Entries taken from a collection:
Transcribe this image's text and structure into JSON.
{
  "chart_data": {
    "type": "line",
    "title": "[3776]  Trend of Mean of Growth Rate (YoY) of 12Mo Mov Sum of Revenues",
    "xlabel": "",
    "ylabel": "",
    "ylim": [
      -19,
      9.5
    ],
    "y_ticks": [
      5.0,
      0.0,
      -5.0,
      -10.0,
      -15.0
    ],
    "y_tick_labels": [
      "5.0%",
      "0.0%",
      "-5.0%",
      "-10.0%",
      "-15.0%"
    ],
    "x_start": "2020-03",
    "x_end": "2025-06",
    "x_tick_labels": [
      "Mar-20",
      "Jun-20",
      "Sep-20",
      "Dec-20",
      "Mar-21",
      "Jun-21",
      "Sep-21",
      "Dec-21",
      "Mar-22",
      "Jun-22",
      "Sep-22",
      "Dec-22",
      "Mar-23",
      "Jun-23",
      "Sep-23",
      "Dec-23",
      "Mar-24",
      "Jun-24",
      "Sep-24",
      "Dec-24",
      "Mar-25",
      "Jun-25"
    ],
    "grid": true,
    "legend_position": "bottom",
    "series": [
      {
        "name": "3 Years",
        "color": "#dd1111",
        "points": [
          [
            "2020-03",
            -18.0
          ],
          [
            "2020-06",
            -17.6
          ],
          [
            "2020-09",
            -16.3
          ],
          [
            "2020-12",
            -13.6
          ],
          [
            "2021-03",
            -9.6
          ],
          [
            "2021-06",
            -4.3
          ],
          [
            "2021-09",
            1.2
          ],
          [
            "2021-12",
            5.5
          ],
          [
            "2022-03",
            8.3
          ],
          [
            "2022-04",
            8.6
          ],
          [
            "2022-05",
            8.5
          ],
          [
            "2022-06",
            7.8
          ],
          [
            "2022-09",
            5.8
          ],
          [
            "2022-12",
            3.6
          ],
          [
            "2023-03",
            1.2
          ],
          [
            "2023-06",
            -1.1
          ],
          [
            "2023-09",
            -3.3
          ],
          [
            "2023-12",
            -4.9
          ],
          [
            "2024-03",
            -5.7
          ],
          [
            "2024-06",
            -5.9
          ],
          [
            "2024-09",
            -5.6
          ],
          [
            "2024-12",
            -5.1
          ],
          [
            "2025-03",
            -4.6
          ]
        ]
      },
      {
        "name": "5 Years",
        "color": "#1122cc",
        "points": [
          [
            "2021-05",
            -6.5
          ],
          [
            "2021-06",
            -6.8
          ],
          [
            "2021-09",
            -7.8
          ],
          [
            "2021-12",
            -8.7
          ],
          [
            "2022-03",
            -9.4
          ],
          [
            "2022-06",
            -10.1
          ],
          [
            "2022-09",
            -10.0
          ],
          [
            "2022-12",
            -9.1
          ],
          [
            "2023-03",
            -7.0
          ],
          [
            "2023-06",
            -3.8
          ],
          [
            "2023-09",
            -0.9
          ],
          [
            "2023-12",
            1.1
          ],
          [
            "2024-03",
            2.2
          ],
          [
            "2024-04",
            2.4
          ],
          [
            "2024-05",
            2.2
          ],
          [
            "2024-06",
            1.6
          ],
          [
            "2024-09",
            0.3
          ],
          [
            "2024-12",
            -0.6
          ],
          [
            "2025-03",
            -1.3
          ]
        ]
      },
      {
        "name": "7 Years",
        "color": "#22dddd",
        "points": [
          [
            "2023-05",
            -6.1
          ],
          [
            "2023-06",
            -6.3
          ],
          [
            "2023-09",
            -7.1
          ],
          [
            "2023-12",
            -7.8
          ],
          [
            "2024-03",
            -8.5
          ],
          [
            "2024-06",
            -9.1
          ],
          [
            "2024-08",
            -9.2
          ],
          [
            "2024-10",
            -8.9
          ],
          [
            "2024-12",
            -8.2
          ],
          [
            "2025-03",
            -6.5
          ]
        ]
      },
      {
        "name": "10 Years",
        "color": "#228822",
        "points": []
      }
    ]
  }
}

Given exercise: Write down only the number of lines that contain the string "name" in the listing.

Correct answer: 4